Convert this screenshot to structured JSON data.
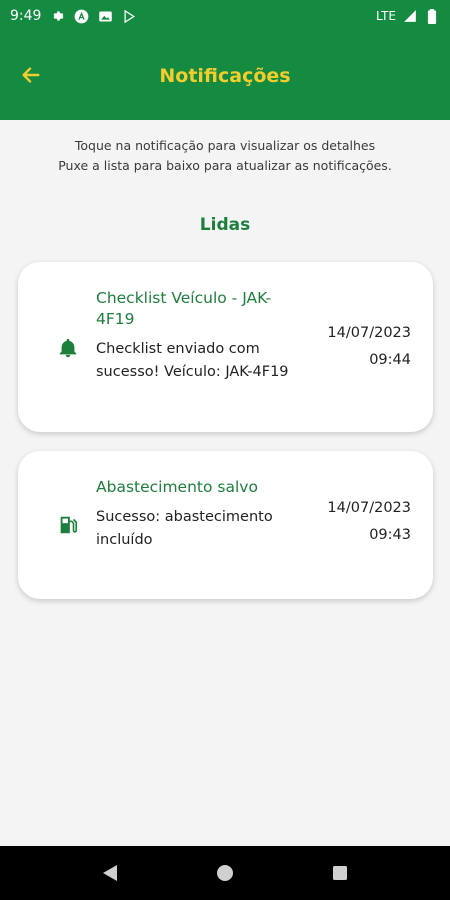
{
  "status_bar": {
    "time": "9:49",
    "network": "LTE"
  },
  "app_bar": {
    "title": "Notificações",
    "back_icon": "arrow-left-icon"
  },
  "hint": {
    "line1": "Toque na notificação para visualizar os detalhes",
    "line2": "Puxe a lista para baixo para atualizar as notificações."
  },
  "section": {
    "title": "Lidas"
  },
  "notifications": [
    {
      "icon": "bell-icon",
      "title": "Checklist Veículo - JAK-4F19",
      "body": "Checklist enviado com sucesso! Veículo: JAK-4F19",
      "date": "14/07/2023",
      "time": "09:44"
    },
    {
      "icon": "fuel-pump-icon",
      "title": "Abastecimento salvo",
      "body": "Sucesso: abastecimento incluído",
      "date": "14/07/2023",
      "time": "09:43"
    }
  ],
  "colors": {
    "primary": "#158a41",
    "accent": "#f3cd2b",
    "text_green": "#1d7f3c",
    "background": "#f4f4f4"
  }
}
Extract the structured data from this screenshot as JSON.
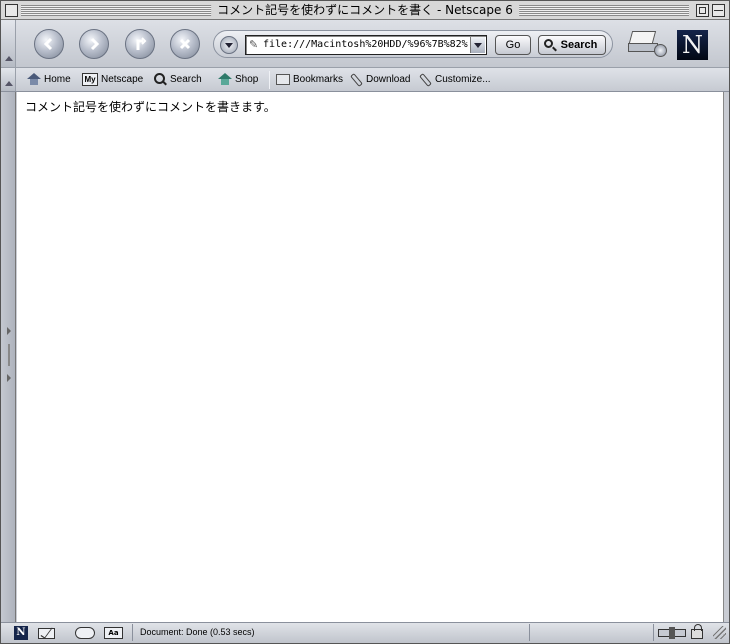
{
  "window": {
    "title": "コメント記号を使わずにコメントを書く - Netscape 6"
  },
  "navbar": {
    "back_icon": "arrow-left-icon",
    "forward_icon": "arrow-right-icon",
    "reload_icon": "reload-icon",
    "stop_icon": "stop-x-icon",
    "url_value": "file:///Macintosh%20HDD/%96%7B%82%",
    "go_label": "Go",
    "search_label": "Search"
  },
  "personal_toolbar": {
    "items": [
      {
        "label": "Home",
        "icon": "home-icon"
      },
      {
        "label": "Netscape",
        "icon": "my-netscape-icon",
        "icon_text": "My"
      },
      {
        "label": "Search",
        "icon": "search-icon"
      },
      {
        "label": "Shop",
        "icon": "shop-icon"
      },
      {
        "label": "Bookmarks",
        "icon": "folder-icon"
      },
      {
        "label": "Download",
        "icon": "link-icon"
      },
      {
        "label": "Customize...",
        "icon": "link-icon"
      }
    ]
  },
  "content": {
    "text": "コメント記号を使わずにコメントを書きます。"
  },
  "statusbar": {
    "status_text": "Document: Done (0.53 secs)",
    "composer_icon_text": "Aa"
  },
  "colors": {
    "chrome": "#c9ccd3",
    "logo_bg": "#14244a",
    "content_bg": "#ffffff"
  }
}
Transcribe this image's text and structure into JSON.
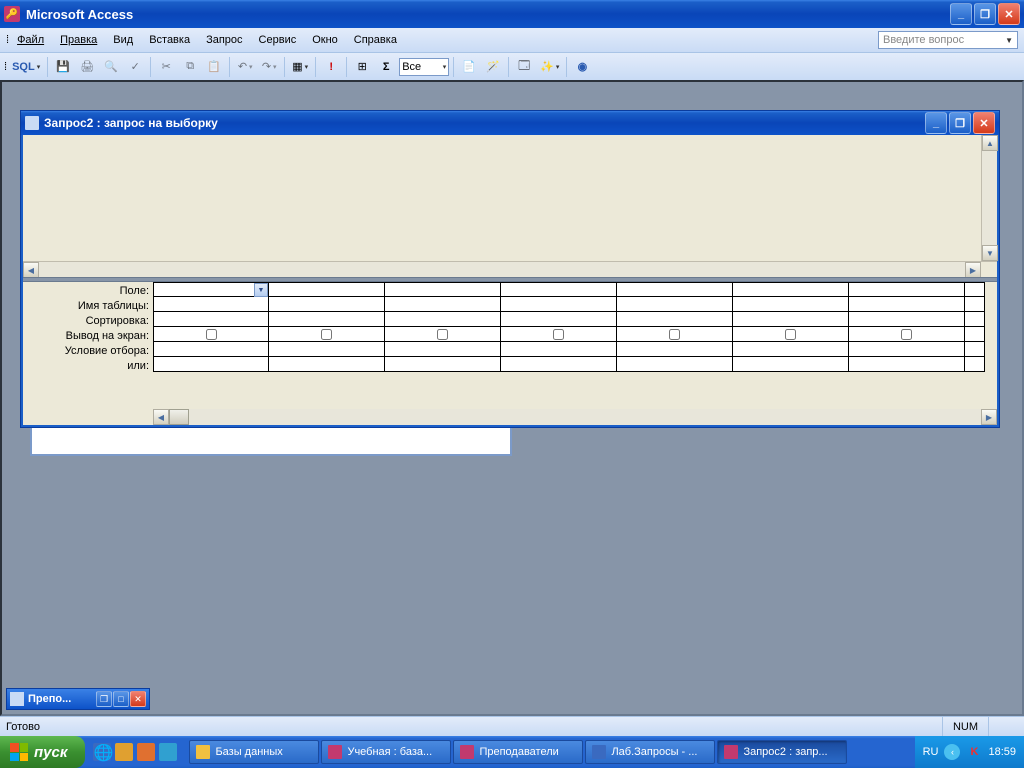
{
  "app": {
    "title": "Microsoft Access"
  },
  "menu": {
    "file": "Файл",
    "edit": "Правка",
    "view": "Вид",
    "insert": "Вставка",
    "query": "Запрос",
    "tools": "Сервис",
    "window": "Окно",
    "help": "Справка"
  },
  "question_placeholder": "Введите вопрос",
  "toolbar": {
    "sql": "SQL",
    "combo_all": "Все",
    "sigma": "Σ"
  },
  "child_window": {
    "title": "Запрос2 : запрос на выборку"
  },
  "grid_labels": {
    "field": "Поле:",
    "table": "Имя таблицы:",
    "sort": "Сортировка:",
    "show": "Вывод на экран:",
    "criteria": "Условие отбора:",
    "or": "или:"
  },
  "minimized": {
    "title": "Препо..."
  },
  "status": {
    "ready": "Готово",
    "num": "NUM"
  },
  "taskbar": {
    "start": "пуск",
    "items": [
      {
        "label": "Базы данных",
        "color": "#f0c040"
      },
      {
        "label": "Учебная : база...",
        "color": "#c23a6e"
      },
      {
        "label": "Преподаватели",
        "color": "#c23a6e"
      },
      {
        "label": "Лаб.Запросы - ...",
        "color": "#3a6ac0"
      },
      {
        "label": "Запрос2 : запр...",
        "color": "#c23a6e",
        "active": true
      }
    ],
    "lang": "RU",
    "time": "18:59"
  }
}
————————
Goal of the exercise
Locate the word "data" in the records and collect each line it appears in.

Task output
Convert this screenshot to structured JSON data.
Extract the structured data from this screenshot as JSON.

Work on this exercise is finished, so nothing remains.